▸ **DIRECTIONS**:
Transcribe the records in their entirety, exactly as given.

[Transcript data for document pages]
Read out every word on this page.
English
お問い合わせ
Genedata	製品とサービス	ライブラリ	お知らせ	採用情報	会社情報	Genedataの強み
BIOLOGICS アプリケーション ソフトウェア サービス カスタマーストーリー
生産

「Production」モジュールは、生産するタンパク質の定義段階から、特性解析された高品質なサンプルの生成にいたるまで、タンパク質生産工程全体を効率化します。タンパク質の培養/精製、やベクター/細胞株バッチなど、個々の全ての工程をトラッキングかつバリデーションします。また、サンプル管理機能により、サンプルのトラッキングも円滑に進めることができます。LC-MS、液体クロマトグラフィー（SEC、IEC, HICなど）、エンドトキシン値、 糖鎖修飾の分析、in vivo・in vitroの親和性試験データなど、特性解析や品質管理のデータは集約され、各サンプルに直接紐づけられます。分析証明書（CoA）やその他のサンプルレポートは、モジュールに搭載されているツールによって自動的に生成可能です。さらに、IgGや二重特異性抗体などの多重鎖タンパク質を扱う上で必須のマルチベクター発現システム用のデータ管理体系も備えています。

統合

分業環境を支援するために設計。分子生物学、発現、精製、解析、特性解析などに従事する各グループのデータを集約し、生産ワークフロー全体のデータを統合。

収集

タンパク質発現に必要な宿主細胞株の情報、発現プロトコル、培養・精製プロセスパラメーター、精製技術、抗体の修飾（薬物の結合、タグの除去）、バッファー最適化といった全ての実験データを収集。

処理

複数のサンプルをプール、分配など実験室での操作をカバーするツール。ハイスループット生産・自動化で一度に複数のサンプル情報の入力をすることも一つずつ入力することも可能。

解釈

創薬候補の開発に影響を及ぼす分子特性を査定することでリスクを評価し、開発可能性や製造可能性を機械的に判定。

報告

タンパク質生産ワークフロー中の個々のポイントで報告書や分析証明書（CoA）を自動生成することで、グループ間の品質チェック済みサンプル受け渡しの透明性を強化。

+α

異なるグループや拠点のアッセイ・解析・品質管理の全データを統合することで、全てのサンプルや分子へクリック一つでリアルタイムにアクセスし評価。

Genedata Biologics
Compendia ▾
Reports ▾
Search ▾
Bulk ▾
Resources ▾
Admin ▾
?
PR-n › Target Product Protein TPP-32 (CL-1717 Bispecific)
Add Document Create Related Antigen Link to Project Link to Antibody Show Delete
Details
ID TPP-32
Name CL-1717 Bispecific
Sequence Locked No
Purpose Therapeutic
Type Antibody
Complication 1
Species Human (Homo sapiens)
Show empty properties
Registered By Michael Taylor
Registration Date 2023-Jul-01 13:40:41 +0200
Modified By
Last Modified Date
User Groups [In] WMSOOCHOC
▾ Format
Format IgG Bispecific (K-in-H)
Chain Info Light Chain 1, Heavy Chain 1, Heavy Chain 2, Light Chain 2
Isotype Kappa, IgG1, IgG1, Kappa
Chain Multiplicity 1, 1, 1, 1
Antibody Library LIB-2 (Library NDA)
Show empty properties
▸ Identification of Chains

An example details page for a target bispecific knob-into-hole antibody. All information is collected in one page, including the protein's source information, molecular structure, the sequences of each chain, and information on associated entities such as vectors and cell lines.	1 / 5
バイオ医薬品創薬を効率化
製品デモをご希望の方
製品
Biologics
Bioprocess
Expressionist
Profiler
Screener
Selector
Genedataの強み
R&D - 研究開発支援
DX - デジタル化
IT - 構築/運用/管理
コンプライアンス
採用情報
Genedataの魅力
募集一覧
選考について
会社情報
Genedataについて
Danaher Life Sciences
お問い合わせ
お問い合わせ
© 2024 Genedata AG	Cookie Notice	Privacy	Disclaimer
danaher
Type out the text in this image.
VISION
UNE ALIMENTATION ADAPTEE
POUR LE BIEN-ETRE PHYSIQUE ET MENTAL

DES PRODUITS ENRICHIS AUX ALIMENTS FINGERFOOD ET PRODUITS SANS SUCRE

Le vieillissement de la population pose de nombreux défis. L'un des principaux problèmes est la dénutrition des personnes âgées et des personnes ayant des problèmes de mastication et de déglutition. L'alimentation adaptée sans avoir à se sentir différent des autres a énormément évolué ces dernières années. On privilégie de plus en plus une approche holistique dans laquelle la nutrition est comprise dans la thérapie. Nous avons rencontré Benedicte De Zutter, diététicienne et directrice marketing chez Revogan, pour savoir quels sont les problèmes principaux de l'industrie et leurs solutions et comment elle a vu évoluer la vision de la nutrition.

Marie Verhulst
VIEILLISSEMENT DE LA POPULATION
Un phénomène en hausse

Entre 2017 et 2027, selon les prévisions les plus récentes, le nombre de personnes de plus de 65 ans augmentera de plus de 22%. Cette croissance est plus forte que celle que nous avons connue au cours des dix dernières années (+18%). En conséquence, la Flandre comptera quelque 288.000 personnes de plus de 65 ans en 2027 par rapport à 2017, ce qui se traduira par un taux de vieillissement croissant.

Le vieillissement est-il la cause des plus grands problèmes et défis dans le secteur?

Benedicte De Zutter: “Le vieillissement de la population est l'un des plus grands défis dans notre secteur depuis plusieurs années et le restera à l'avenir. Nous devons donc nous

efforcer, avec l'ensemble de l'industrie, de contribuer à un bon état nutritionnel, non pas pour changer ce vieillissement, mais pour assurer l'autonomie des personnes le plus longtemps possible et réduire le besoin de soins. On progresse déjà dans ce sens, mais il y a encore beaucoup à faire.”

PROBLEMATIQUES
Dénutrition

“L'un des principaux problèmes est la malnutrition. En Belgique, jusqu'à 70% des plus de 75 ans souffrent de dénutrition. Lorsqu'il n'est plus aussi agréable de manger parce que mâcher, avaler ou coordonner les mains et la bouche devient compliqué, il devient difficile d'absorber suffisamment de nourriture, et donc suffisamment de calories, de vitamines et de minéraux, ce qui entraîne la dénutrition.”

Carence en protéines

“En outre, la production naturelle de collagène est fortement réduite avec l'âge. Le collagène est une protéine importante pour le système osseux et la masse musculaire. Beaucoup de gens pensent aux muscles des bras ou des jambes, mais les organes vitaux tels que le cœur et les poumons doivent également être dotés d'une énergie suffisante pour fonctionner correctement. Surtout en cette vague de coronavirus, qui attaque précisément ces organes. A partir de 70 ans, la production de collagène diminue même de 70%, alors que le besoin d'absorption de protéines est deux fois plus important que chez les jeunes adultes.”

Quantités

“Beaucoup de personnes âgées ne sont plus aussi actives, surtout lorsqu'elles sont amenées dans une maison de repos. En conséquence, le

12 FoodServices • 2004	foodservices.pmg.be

▸ **SOLUTION TO THIS TASK**:
Read out every word on this page.
English
お問い合わせ
Genedata	製品とサービス	ライブラリ	お知らせ	採用情報	会社情報	Genedataの強み
BIOLOGICS アプリケーション ソフトウェア サービス カスタマーストーリー
生産

「Production」モジュールは、生産するタンパク質の定義段階から、特性解析された高品質なサンプルの生成にいたるまで、タンパク質生産工程全体を効率化します。タンパク質の培養/精製、やベクター/細胞株バッチなど、個々の全ての工程をトラッキングかつバリデーションします。また、サンプル管理機能により、サンプルのトラッキングも円滑に進めることができます。LC-MS、液体クロマトグラフィー（SEC、IEC, HICなど）、エンドトキシン値、 糖鎖修飾の分析、in vivo・in vitroの親和性試験データなど、特性解析や品質管理のデータは集約され、各サンプルに直接紐づけられます。分析証明書（CoA）やその他のサンプルレポートは、モジュールに搭載されているツールによって自動的に生成可能です。さらに、IgGや二重特異性抗体などの多重鎖タンパク質を扱う上で必須のマルチベクター発現システム用のデータ管理体系も備えています。

統合

分業環境を支援するために設計。分子生物学、発現、精製、解析、特性解析などに従事する各グループのデータを集約し、生産ワークフロー全体のデータを統合。

収集

タンパク質発現に必要な宿主細胞株の情報、発現プロトコル、培養・精製プロセスパラメーター、精製技術、抗体の修飾（薬物の結合、タグの除去）、バッファー最適化といった全ての実験データを収集。

処理

複数のサンプルをプール、分配など実験室での操作をカバーするツール。ハイスループット生産・自動化で一度に複数のサンプル情報の入力をすることも一つずつ入力することも可能。

解釈

創薬候補の開発に影響を及ぼす分子特性を査定することでリスクを評価し、開発可能性や製造可能性を機械的に判定。

報告

タンパク質生産ワークフロー中の個々のポイントで報告書や分析証明書（CoA）を自動生成することで、グループ間の品質チェック済みサンプル受け渡しの透明性を強化。

+α

異なるグループや拠点のアッセイ・解析・品質管理の全データを統合することで、全てのサンプルや分子へクリック一つでリアルタイムにアクセスし評価。

Genedata Biologics
Compendia ▾
Reports ▾
Search ▾
Bulk ▾
Resources ▾
Admin ▾
?
PR-n › Target Product Protein TPP-32 (CL-1717 Bispecific)
Add Document Create Related Antigen Link to Project Link to Antibody Show Delete
Details
ID TPP-32
Name CL-1717 Bispecific
Sequence Locked No
Purpose Therapeutic
Type Antibody
Complication 1
Species Human (Homo sapiens)
Show empty properties
Registered By Michael Taylor
Registration Date 2023-Jul-01 13:40:41 +0200
Modified By
Last Modified Date
User Groups [In] WMSOOCHOC
▾ Format
Format IgG Bispecific (K-in-H)
Chain Info Light Chain 1, Heavy Chain 1, Heavy Chain 2, Light Chain 2
Isotype Kappa, IgG1, IgG1, Kappa
Chain Multiplicity 1, 1, 1, 1
Antibody Library LIB-2 (Library NDA)
Show empty properties
▸ Identification of Chains

An example details page for a target bispecific knob-into-hole antibody. All information is collected in one page, including the protein's source information, molecular structure, the sequences of each chain, and information on associated entities such as vectors and cell lines.	1 / 5
バイオ医薬品創薬を効率化
製品デモをご希望の方
製品
Biologics
Bioprocess
Expressionist
Profiler
Screener
Selector
Genedataの強み
R&D - 研究開発支援
DX - デジタル化
IT - 構築/運用/管理
コンプライアンス
採用情報
Genedataの魅力
募集一覧
選考について
会社情報
Genedataについて
Danaher Life Sciences
お問い合わせ
お問い合わせ
© 2024 Genedata AG	Cookie Notice	Privacy	Disclaimer
danaher
Type out the text in this image.
VISION
UNE ALIMENTATION ADAPTEE
POUR LE BIEN-ETRE PHYSIQUE ET MENTAL

DES PRODUITS ENRICHIS AUX ALIMENTS FINGERFOOD ET PRODUITS SANS SUCRE

Le vieillissement de la population pose de nombreux défis. L'un des principaux problèmes est la dénutrition des personnes âgées et des personnes ayant des problèmes de mastication et de déglutition. L'alimentation adaptée sans avoir à se sentir différent des autres a énormément évolué ces dernières années. On privilégie de plus en plus une approche holistique dans laquelle la nutrition est comprise dans la thérapie. Nous avons rencontré Benedicte De Zutter, diététicienne et directrice marketing chez Revogan, pour savoir quels sont les problèmes principaux de l'industrie et leurs solutions et comment elle a vu évoluer la vision de la nutrition.

Marie Verhulst
VIEILLISSEMENT DE LA POPULATION
Un phénomène en hausse

Entre 2017 et 2027, selon les prévisions les plus récentes, le nombre de personnes de plus de 65 ans augmentera de plus de 22%. Cette croissance est plus forte que celle que nous avons connue au cours des dix dernières années (+18%). En conséquence, la Flandre comptera quelque 288.000 personnes de plus de 65 ans en 2027 par rapport à 2017, ce qui se traduira par un taux de vieillissement croissant.

Le vieillissement est-il la cause des plus grands problèmes et défis dans le secteur?

Benedicte De Zutter: “Le vieillissement de la population est l'un des plus grands défis dans notre secteur depuis plusieurs années et le restera à l'avenir. Nous devons donc nous

efforcer, avec l'ensemble de l'industrie, de contribuer à un bon état nutritionnel, non pas pour changer ce vieillissement, mais pour assurer l'autonomie des personnes le plus longtemps possible et réduire le besoin de soins. On progresse déjà dans ce sens, mais il y a encore beaucoup à faire.”

PROBLEMATIQUES
Dénutrition

“L'un des principaux problèmes est la malnutrition. En Belgique, jusqu'à 70% des plus de 75 ans souffrent de dénutrition. Lorsqu'il n'est plus aussi agréable de manger parce que mâcher, avaler ou coordonner les mains et la bouche devient compliqué, il devient difficile d'absorber suffisamment de nourriture, et donc suffisamment de calories, de vitamines et de minéraux, ce qui entraîne la dénutrition.”

Carence en protéines

“En outre, la production naturelle de collagène est fortement réduite avec l'âge. Le collagène est une protéine importante pour le système osseux et la masse musculaire. Beaucoup de gens pensent aux muscles des bras ou des jambes, mais les organes vitaux tels que le cœur et les poumons doivent également être dotés d'une énergie suffisante pour fonctionner correctement. Surtout en cette vague de coronavirus, qui attaque précisément ces organes. A partir de 70 ans, la production de collagène diminue même de 70%, alors que le besoin d'absorption de protéines est deux fois plus important que chez les jeunes adultes.”

Quantités

“Beaucoup de personnes âgées ne sont plus aussi actives, surtout lorsqu'elles sont amenées dans une maison de repos. En conséquence, le

12 FoodServices • 2004	foodservices.pmg.be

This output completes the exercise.